- [THE REQUEST]:
Reproduce every one of the following rows verbatim, preserving each character, coordinate, and line break without alteration.

** Begin DATA PROVIDED **

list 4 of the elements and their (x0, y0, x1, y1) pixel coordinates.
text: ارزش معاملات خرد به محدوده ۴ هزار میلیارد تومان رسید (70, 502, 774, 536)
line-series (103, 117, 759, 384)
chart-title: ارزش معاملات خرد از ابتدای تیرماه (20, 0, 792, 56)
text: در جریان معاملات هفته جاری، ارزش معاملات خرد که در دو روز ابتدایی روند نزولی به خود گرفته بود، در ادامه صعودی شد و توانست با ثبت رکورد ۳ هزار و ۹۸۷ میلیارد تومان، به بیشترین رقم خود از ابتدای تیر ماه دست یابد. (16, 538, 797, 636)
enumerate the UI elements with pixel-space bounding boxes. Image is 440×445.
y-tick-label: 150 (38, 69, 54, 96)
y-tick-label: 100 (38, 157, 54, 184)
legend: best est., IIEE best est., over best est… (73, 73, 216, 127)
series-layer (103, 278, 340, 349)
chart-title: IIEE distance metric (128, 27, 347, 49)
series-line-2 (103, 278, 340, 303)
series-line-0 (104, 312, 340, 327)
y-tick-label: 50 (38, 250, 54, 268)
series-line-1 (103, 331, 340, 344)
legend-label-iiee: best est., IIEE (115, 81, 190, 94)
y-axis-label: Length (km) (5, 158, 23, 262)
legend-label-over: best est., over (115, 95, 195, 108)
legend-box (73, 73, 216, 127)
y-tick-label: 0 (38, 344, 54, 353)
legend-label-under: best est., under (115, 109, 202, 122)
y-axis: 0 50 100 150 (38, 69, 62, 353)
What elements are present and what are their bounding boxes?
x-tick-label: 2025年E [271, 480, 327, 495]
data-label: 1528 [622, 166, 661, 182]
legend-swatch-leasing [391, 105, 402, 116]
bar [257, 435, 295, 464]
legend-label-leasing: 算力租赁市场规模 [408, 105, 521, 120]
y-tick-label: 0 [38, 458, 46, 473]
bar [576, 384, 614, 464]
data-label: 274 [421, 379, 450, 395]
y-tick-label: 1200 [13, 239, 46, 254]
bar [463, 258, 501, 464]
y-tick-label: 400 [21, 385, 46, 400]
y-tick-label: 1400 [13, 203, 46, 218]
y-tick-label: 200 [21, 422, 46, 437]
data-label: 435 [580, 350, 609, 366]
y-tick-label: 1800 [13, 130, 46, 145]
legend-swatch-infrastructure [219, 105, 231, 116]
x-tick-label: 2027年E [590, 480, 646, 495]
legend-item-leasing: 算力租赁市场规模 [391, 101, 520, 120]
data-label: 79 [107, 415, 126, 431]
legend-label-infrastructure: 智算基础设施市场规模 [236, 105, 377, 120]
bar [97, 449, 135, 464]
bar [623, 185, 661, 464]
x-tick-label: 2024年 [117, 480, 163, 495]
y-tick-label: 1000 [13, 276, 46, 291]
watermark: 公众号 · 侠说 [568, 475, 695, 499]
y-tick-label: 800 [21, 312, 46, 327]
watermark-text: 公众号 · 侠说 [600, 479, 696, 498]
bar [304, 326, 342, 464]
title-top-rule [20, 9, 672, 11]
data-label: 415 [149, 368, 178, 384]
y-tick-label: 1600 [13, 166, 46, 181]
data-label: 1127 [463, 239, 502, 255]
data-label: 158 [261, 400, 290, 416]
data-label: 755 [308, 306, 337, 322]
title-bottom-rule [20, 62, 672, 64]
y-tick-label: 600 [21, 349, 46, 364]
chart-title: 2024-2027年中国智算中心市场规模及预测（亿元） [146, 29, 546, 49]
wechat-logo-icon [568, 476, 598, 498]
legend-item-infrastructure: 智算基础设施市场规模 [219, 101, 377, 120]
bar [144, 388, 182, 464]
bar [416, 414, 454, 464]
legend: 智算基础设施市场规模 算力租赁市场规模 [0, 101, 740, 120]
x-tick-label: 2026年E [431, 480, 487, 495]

** End DATA PROVIDED **

- [SOLUTION FOR THIS PROBLEM]:
list 4 of the elements and their (x0, y0, x1, y1) pixel coordinates.
text: ارزش معاملات خرد به محدوده ۴ هزار میلیارد تومان رسید (70, 502, 774, 536)
line-series (103, 117, 759, 384)
chart-title: ارزش معاملات خرد از ابتدای تیرماه (20, 0, 792, 56)
text: در جریان معاملات هفته جاری، ارزش معاملات خرد که در دو روز ابتدایی روند نزولی به خود گرفته بود، در ادامه صعودی شد و توانست با ثبت رکورد ۳ هزار و ۹۸۷ میلیارد تومان، به بیشترین رقم خود از ابتدای تیر ماه دست یابد. (16, 538, 797, 636)
enumerate the UI elements with pixel-space bounding boxes. Image is 440×445.
y-tick-label: 150 (38, 69, 54, 96)
y-tick-label: 100 (38, 157, 54, 184)
legend: best est., IIEE best est., over best est… (73, 73, 216, 127)
series-layer (103, 278, 340, 349)
chart-title: IIEE distance metric (128, 27, 347, 49)
series-line-2 (103, 278, 340, 303)
series-line-0 (104, 312, 340, 327)
y-tick-label: 50 (38, 250, 54, 268)
series-line-1 (103, 331, 340, 344)
legend-label-iiee: best est., IIEE (115, 81, 190, 94)
y-axis-label: Length (km) (5, 158, 23, 262)
legend-label-over: best est., over (115, 95, 195, 108)
legend-box (73, 73, 216, 127)
y-tick-label: 0 (38, 344, 54, 353)
legend-label-under: best est., under (115, 109, 202, 122)
y-axis: 0 50 100 150 (38, 69, 62, 353)
What elements are present and what are their bounding boxes?
x-tick-label: 2025年E [271, 480, 327, 495]
data-label: 1528 [622, 166, 661, 182]
legend-swatch-leasing [391, 105, 402, 116]
bar [257, 435, 295, 464]
legend-label-leasing: 算力租赁市场规模 [408, 105, 521, 120]
y-tick-label: 0 [38, 458, 46, 473]
bar [576, 384, 614, 464]
data-label: 274 [421, 379, 450, 395]
y-tick-label: 1200 [13, 239, 46, 254]
bar [463, 258, 501, 464]
y-tick-label: 400 [21, 385, 46, 400]
y-tick-label: 1400 [13, 203, 46, 218]
y-tick-label: 200 [21, 422, 46, 437]
data-label: 435 [580, 350, 609, 366]
y-tick-label: 1800 [13, 130, 46, 145]
legend-swatch-infrastructure [219, 105, 231, 116]
x-tick-label: 2027年E [590, 480, 646, 495]
legend-item-leasing: 算力租赁市场规模 [391, 101, 520, 120]
data-label: 79 [107, 415, 126, 431]
legend-label-infrastructure: 智算基础设施市场规模 [236, 105, 377, 120]
bar [97, 449, 135, 464]
bar [623, 185, 661, 464]
x-tick-label: 2024年 [117, 480, 163, 495]
y-tick-label: 1000 [13, 276, 46, 291]
watermark: 公众号 · 侠说 [568, 475, 695, 499]
y-tick-label: 800 [21, 312, 46, 327]
watermark-text: 公众号 · 侠说 [600, 479, 696, 498]
bar [304, 326, 342, 464]
title-top-rule [20, 9, 672, 11]
data-label: 415 [149, 368, 178, 384]
y-tick-label: 1600 [13, 166, 46, 181]
data-label: 1127 [463, 239, 502, 255]
data-label: 158 [261, 400, 290, 416]
data-label: 755 [308, 306, 337, 322]
title-bottom-rule [20, 62, 672, 64]
y-tick-label: 600 [21, 349, 46, 364]
chart-title: 2024-2027年中国智算中心市场规模及预测（亿元） [146, 29, 546, 49]
wechat-logo-icon [568, 476, 598, 498]
legend-item-infrastructure: 智算基础设施市场规模 [219, 101, 377, 120]
bar [144, 388, 182, 464]
bar [416, 414, 454, 464]
legend: 智算基础设施市场规模 算力租赁市场规模 [0, 101, 740, 120]
x-tick-label: 2026年E [431, 480, 487, 495]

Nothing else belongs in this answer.